17. The At-the-Market Distribution Eligibility Requirements are outlined in section 9.3(1)(b) of NI 44-102, pursuant to which, only equity securities may be distributed by way of an at-the-market distribution using the shelf procedures.
18. The term "equity security" is defined under the Legislation as a security that carries a residual right to participate in the earnings of the issuer and, on the liquidation or winding up of the issuer, in its assets.
19. The Class A-1 Exchangeable Shares do not carry a residual right to participate in the assets of the company upon liquidation or winding-up of the company, and accordingly, are not equity securities under the Legislation.
20. The Class A-1 Exchangeable Shares provide holders thereof with a security of a reporting issuer having an economic return equivalent to an investment in Brookfield Class A Shares, which are equity securities under the Legislation.
21. Based upon the rationale provided in paragraph 17 above, it would not be prejudicial to the public interest to exempt the company from the At-the-Market Distribution Eligibility Requirements in respect of a distribution of Class A-1 Exchangeable Shares.

### PARTS OF THE EXERCISE
A - In the passage above on the at-the-market exemption, which securities may be distributed at the market using the shelf procedures?
B - Please restate the paragraph beginning "The term "equity security"" from the passage above on the at-the-market exemption in one shorter sentence, keeping its main facts.
C - Extend the passage above on the at-the-market exemption, starting right after its final numbered paragraph.

### GIVEN DATA
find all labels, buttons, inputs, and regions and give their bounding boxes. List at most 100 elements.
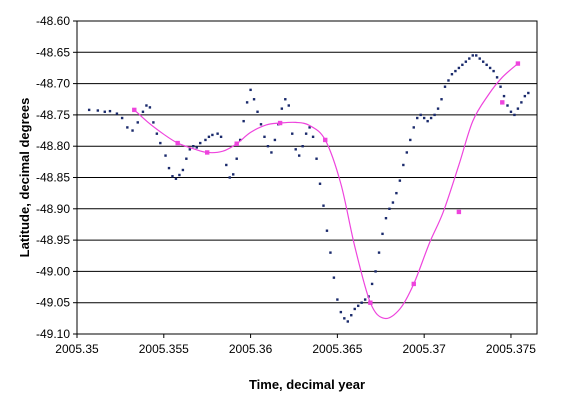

### ANSWERS TO THE EXERCISES
A - Only equity securities.

B - Under the Legislation, an equity security is one with a residual right to share in the issuer's earnings and, on liquidation or winding up, in its assets.

C -
Decision
The principal regulator is satisfied that the decision meets the test set out in the Legislation for the principal regulator to make the decision.
The decision of the principal regulator under the Legislation is that the Exemption Sought is granted and the company does not have to comply with the At-the-Market Distribution Eligibility Requirements in respect of a distribution of Class A-1 Exchangeable Shares so long as:
(a) the company otherwise satisfies the conditions set out in section 9.3 of NI 44-102 to distribute securities under an ATM prospectus (as defined in NI 44-102) as part of an at-the-market distribution;
(b) the securities being distributed are Class A-1 Exchangeable Shares; and
(c) the Brookfield Class A Shares qualify as equity securities under NI 44-102.
"Marie-France Bourret"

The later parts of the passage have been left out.